• [Problem details]:
Print the listing below line for line without changing anything, but leave out the pictures.
───
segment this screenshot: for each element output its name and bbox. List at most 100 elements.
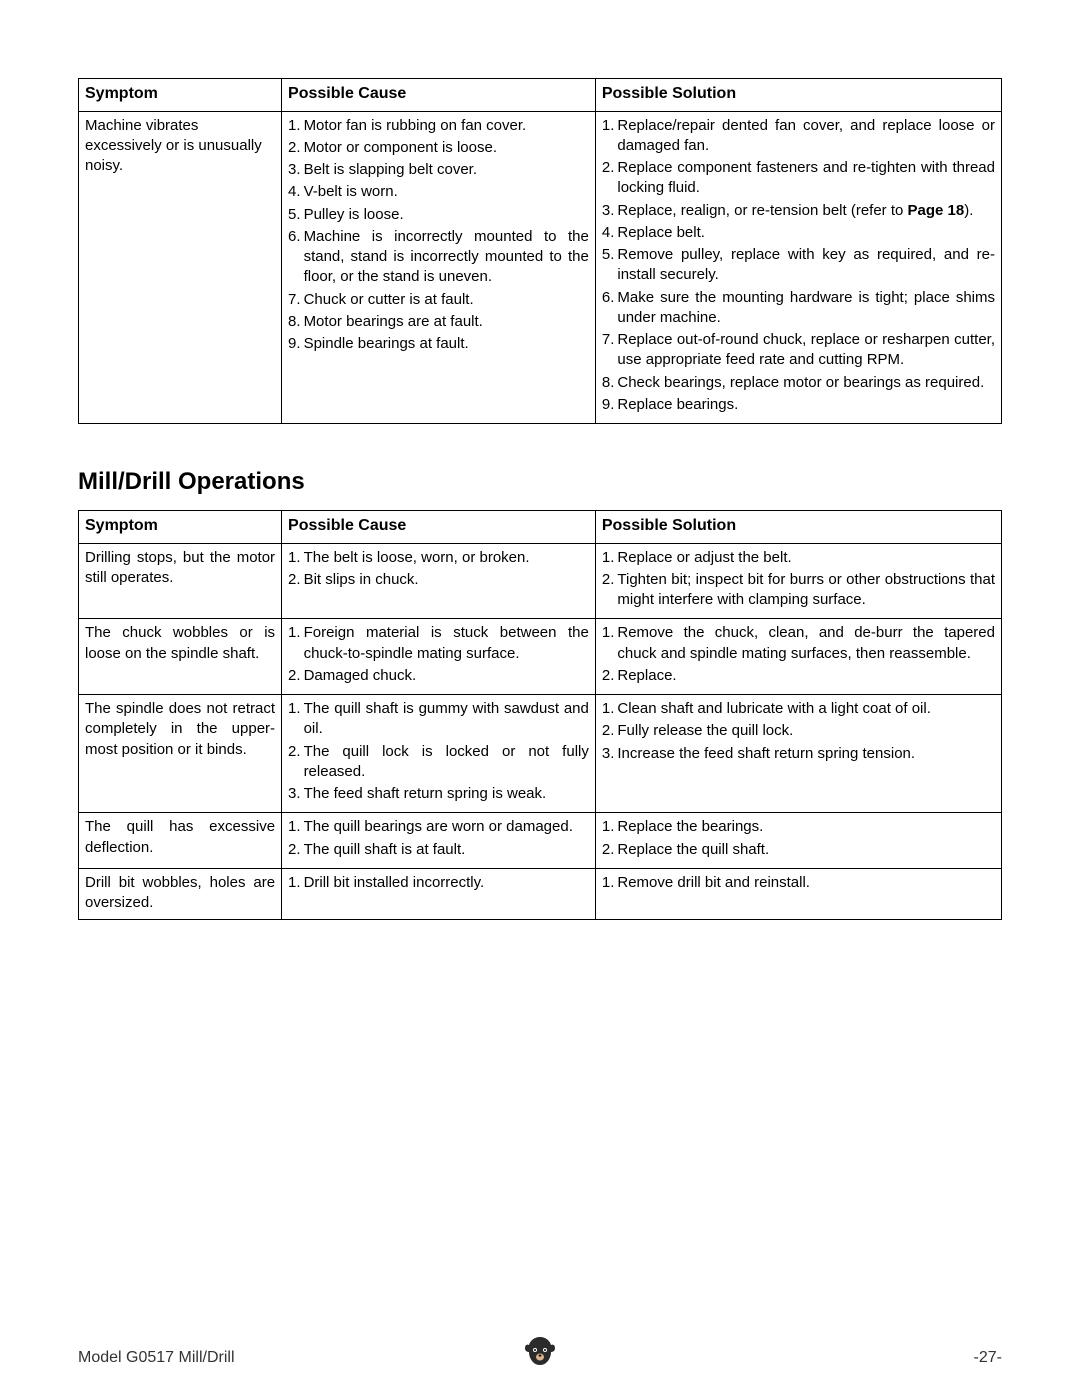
list-text: Replace component fasteners and re-tight… [617,158,995,199]
list-item: 4.Replace belt. [602,223,995,243]
list-item: 1.Remove drill bit and reinstall. [602,873,995,893]
table-row: Drilling stops, but the motor still oper… [79,543,1002,619]
list-item: 6.Make sure the mounting hardware is tig… [602,288,995,329]
footer-model: Model G0517 Mill/Drill [78,1349,235,1367]
cell-symptom: Drilling stops, but the motor still oper… [79,543,282,619]
table-row: Drill bit wobbles, holes are oversized. 1… [79,868,1002,920]
list-text: Damaged chuck. [304,666,589,686]
symptom-text: The chuck wobbles or is loose on the spi… [85,623,275,664]
list-text: Chuck or cutter is at fault. [304,290,589,310]
list-text: Replace out-of-round chuck, replace or r… [617,330,995,371]
list-item: 2.Replace component fasteners and re-tig… [602,158,995,199]
list-item: 1.The belt is loose, worn, or broken. [288,548,589,568]
list-text: Replace bearings. [617,395,995,415]
list-number: 1. [602,699,618,719]
col-header-cause: Possible Cause [282,511,596,544]
cell-solution: 1.Remove drill bit and reinstall. [595,868,1001,920]
list-text: Increase the feed shaft return spring te… [617,744,995,764]
troubleshooting-table-2: Symptom Possible Cause Possible Solution… [78,510,1002,920]
list-item: 3.Belt is slapping belt cover. [288,160,589,180]
cell-solution: 1.Replace/repair dented fan cover, and r… [595,111,1001,424]
list-text: Replace belt. [617,223,995,243]
col-header-symptom: Symptom [79,79,282,112]
list-number: 2. [602,666,618,686]
list-number: 9. [602,395,618,415]
list-number: 7. [288,290,304,310]
list-text: Motor fan is rubbing on fan cover. [304,116,589,136]
list-number: 4. [602,223,618,243]
list-item: 6.Machine is incorrectly mounted to the … [288,227,589,288]
bear-logo-icon [520,1331,560,1371]
list-text: Foreign material is stuck between the ch… [304,623,589,664]
cell-cause: 1.Foreign material is stuck between the … [282,619,596,695]
list-text: The quill bearings are worn or damaged. [304,817,589,837]
list-number: 1. [602,817,618,837]
list-item: 1.Remove the chuck, clean, and de-burr t… [602,623,995,664]
cell-solution: 1.Remove the chuck, clean, and de-burr t… [595,619,1001,695]
list-text: Replace, realign, or re-tension belt (re… [617,201,995,221]
cell-cause: 1.The quill shaft is gummy with sawdust … [282,695,596,813]
list-number: 4. [288,182,304,202]
list-text: Tighten bit; inspect bit for burrs or ot… [617,570,995,611]
list-text: Bit slips in chuck. [304,570,589,590]
list-number: 9. [288,334,304,354]
list-number: 3. [288,784,304,804]
table-header-row: Symptom Possible Cause Possible Solution [79,79,1002,112]
col-header-cause: Possible Cause [282,79,596,112]
list-number: 1. [288,116,304,136]
list-text: Replace or adjust the belt. [617,548,995,568]
table-header-row: Symptom Possible Cause Possible Solution [79,511,1002,544]
list-item: 1.Replace/repair dented fan cover, and r… [602,116,995,157]
cell-solution: 1.Replace the bearings. 2.Replace the qui… [595,813,1001,869]
list-number: 1. [288,817,304,837]
list-number: 1. [288,873,304,893]
list-text: Remove pulley, replace with key as requi… [617,245,995,286]
list-item: 5.Pulley is loose. [288,205,589,225]
list-text: Replace the quill shaft. [617,840,995,860]
table-row: The quill has excessive deflection.1.The… [79,813,1002,869]
list-item: 2.The quill lock is locked or not fully … [288,742,589,783]
list-text: Clean shaft and lubricate with a light c… [617,699,995,719]
list-text: Drill bit installed incorrectly. [304,873,589,893]
list-item: 1.Motor fan is rubbing on fan cover. [288,116,589,136]
list-number: 1. [602,873,618,893]
list-text: V-belt is worn. [304,182,589,202]
list-text: Motor bearings are at fault. [304,312,589,332]
list-number: 8. [288,312,304,332]
list-number: 2. [288,840,304,860]
list-number: 2. [602,840,618,860]
list-text: Remove drill bit and reinstall. [617,873,995,893]
list-text: Make sure the mounting hardware is tight… [617,288,995,329]
page-footer: Model G0517 Mill/Drill -27- [78,1349,1002,1367]
cell-symptom: The chuck wobbles or is loose on the spi… [79,619,282,695]
list-item: 4.V-belt is worn. [288,182,589,202]
cell-symptom: The quill has excessive deflection. [79,813,282,869]
list-item: 2.Bit slips in chuck. [288,570,589,590]
list-number: 1. [602,548,618,568]
list-text: Replace/repair dented fan cover, and rep… [617,116,995,157]
list-text: Spindle bearings at fault. [304,334,589,354]
cell-solution: 1.Clean shaft and lubricate with a light… [595,695,1001,813]
list-text: Belt is slapping belt cover. [304,160,589,180]
list-item: 1.Drill bit installed incorrectly. [288,873,589,893]
troubleshooting-table-1: Symptom Possible Cause Possible Solution… [78,78,1002,424]
list-item: 8.Motor bearings are at fault. [288,312,589,332]
list-number: 2. [288,138,304,158]
list-text: Remove the chuck, clean, and de-burr the… [617,623,995,664]
list-text: Replace the bearings. [617,817,995,837]
list-text: The quill shaft is at fault. [304,840,589,860]
list-text: Fully release the quill lock. [617,721,995,741]
list-item: 7.Replace out-of-round chuck, replace or… [602,330,995,371]
table2-body: Drilling stops, but the motor still oper… [79,543,1002,920]
list-number: 8. [602,373,618,393]
table-row: The spindle does not retract completely … [79,695,1002,813]
list-text: Pulley is loose. [304,205,589,225]
symptom-text: The spindle does not retract completely … [85,699,275,760]
section-heading: Mill/Drill Operations [78,468,1002,496]
list-item: 9.Spindle bearings at fault. [288,334,589,354]
symptom-text: Machine vibrates excessively or is unusu… [85,116,275,177]
list-item: 2.Fully release the quill lock. [602,721,995,741]
page: Symptom Possible Cause Possible Solution… [0,0,1080,1397]
list-text: Check bearings, replace motor or bearing… [617,373,995,393]
symptom-text: Drill bit wobbles, holes are oversized. [85,873,275,914]
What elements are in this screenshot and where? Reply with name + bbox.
───
• [Result below]:
segment this screenshot: for each element output its name and bbox. List at most 100 elements.
list-text: Replace component fasteners and re-tight… [617,158,995,199]
list-item: 4.Replace belt. [602,223,995,243]
list-item: 1.Remove drill bit and reinstall. [602,873,995,893]
table-row: Drilling stops, but the motor still oper… [79,543,1002,619]
list-item: 6.Make sure the mounting hardware is tig… [602,288,995,329]
footer-model: Model G0517 Mill/Drill [78,1349,235,1367]
cell-symptom: Drilling stops, but the motor still oper… [79,543,282,619]
table-row: Drill bit wobbles, holes are oversized. 1… [79,868,1002,920]
list-text: Damaged chuck. [304,666,589,686]
symptom-text: The chuck wobbles or is loose on the spi… [85,623,275,664]
list-text: Chuck or cutter is at fault. [304,290,589,310]
list-text: Replace out-of-round chuck, replace or r… [617,330,995,371]
list-item: 2.Replace component fasteners and re-tig… [602,158,995,199]
list-item: 1.The belt is loose, worn, or broken. [288,548,589,568]
list-text: Replace bearings. [617,395,995,415]
list-number: 1. [602,699,618,719]
col-header-cause: Possible Cause [282,511,596,544]
cell-solution: 1.Remove drill bit and reinstall. [595,868,1001,920]
list-text: Increase the feed shaft return spring te… [617,744,995,764]
troubleshooting-table-2: Symptom Possible Cause Possible Solution… [78,510,1002,920]
list-item: 3.Belt is slapping belt cover. [288,160,589,180]
cell-solution: 1.Replace/repair dented fan cover, and r… [595,111,1001,424]
list-text: Replace belt. [617,223,995,243]
col-header-symptom: Symptom [79,79,282,112]
list-number: 2. [602,666,618,686]
list-number: 9. [602,395,618,415]
list-number: 7. [288,290,304,310]
list-text: Motor fan is rubbing on fan cover. [304,116,589,136]
list-number: 4. [602,223,618,243]
list-item: 6.Machine is incorrectly mounted to the … [288,227,589,288]
bear-logo-icon [520,1331,560,1371]
list-text: Foreign material is stuck between the ch… [304,623,589,664]
cell-cause: 1.Foreign material is stuck between the … [282,619,596,695]
list-text: The quill bearings are worn or damaged. [304,817,589,837]
list-number: 1. [602,817,618,837]
list-item: 1.Remove the chuck, clean, and de-burr t… [602,623,995,664]
cell-solution: 1.Remove the chuck, clean, and de-burr t… [595,619,1001,695]
list-text: Replace, realign, or re-tension belt (re… [617,201,995,221]
cell-cause: 1.The quill shaft is gummy with sawdust … [282,695,596,813]
list-number: 4. [288,182,304,202]
list-text: Tighten bit; inspect bit for burrs or ot… [617,570,995,611]
list-text: Bit slips in chuck. [304,570,589,590]
list-number: 9. [288,334,304,354]
list-number: 3. [288,784,304,804]
table-header-row: Symptom Possible Cause Possible Solution [79,79,1002,112]
col-header-cause: Possible Cause [282,79,596,112]
list-number: 1. [288,116,304,136]
list-text: Replace or adjust the belt. [617,548,995,568]
table-header-row: Symptom Possible Cause Possible Solution [79,511,1002,544]
list-item: 1.Replace/repair dented fan cover, and r… [602,116,995,157]
cell-solution: 1.Replace the bearings. 2.Replace the qui… [595,813,1001,869]
list-number: 1. [288,817,304,837]
list-number: 1. [288,873,304,893]
list-text: Remove pulley, replace with key as requi… [617,245,995,286]
list-item: 5.Pulley is loose. [288,205,589,225]
list-text: Replace the quill shaft. [617,840,995,860]
table-row: The quill has excessive deflection.1.The… [79,813,1002,869]
list-item: 2.The quill lock is locked or not fully … [288,742,589,783]
list-text: Clean shaft and lubricate with a light c… [617,699,995,719]
list-text: Drill bit installed incorrectly. [304,873,589,893]
list-item: 1.Motor fan is rubbing on fan cover. [288,116,589,136]
list-number: 1. [602,873,618,893]
list-text: V-belt is worn. [304,182,589,202]
list-text: Motor bearings are at fault. [304,312,589,332]
list-number: 8. [288,312,304,332]
list-number: 2. [288,840,304,860]
list-number: 2. [602,840,618,860]
list-text: Remove drill bit and reinstall. [617,873,995,893]
list-text: Make sure the mounting hardware is tight… [617,288,995,329]
page-footer: Model G0517 Mill/Drill -27- [78,1349,1002,1367]
cell-symptom: The chuck wobbles or is loose on the spi… [79,619,282,695]
list-item: 4.V-belt is worn. [288,182,589,202]
cell-symptom: The quill has excessive deflection. [79,813,282,869]
list-item: 2.Bit slips in chuck. [288,570,589,590]
list-number: 1. [602,548,618,568]
list-text: Replace/repair dented fan cover, and rep… [617,116,995,157]
list-text: Spindle bearings at fault. [304,334,589,354]
cell-solution: 1.Clean shaft and lubricate with a light… [595,695,1001,813]
list-text: Belt is slapping belt cover. [304,160,589,180]
list-item: 1.Drill bit installed incorrectly. [288,873,589,893]
troubleshooting-table-1: Symptom Possible Cause Possible Solution… [78,78,1002,424]
list-item: 8.Motor bearings are at fault. [288,312,589,332]
list-number: 2. [288,138,304,158]
list-text: Remove the chuck, clean, and de-burr the… [617,623,995,664]
list-text: Replace the bearings. [617,817,995,837]
list-text: The quill shaft is at fault. [304,840,589,860]
list-text: Fully release the quill lock. [617,721,995,741]
list-item: 7.Replace out-of-round chuck, replace or… [602,330,995,371]
table2-body: Drilling stops, but the motor still oper… [79,543,1002,920]
list-number: 8. [602,373,618,393]
table-row: The spindle does not retract completely … [79,695,1002,813]
list-text: Pulley is loose. [304,205,589,225]
symptom-text: The spindle does not retract completely … [85,699,275,760]
section-heading: Mill/Drill Operations [78,468,1002,496]
list-item: 9.Spindle bearings at fault. [288,334,589,354]
symptom-text: Machine vibrates excessively or is unusu… [85,116,275,177]
list-item: 2.Fully release the quill lock. [602,721,995,741]
page: Symptom Possible Cause Possible Solution… [0,0,1080,1397]
list-text: Check bearings, replace motor or bearing… [617,373,995,393]
symptom-text: Drill bit wobbles, holes are oversized. [85,873,275,914]
What elements are in this screenshot and where? Reply with name + bbox.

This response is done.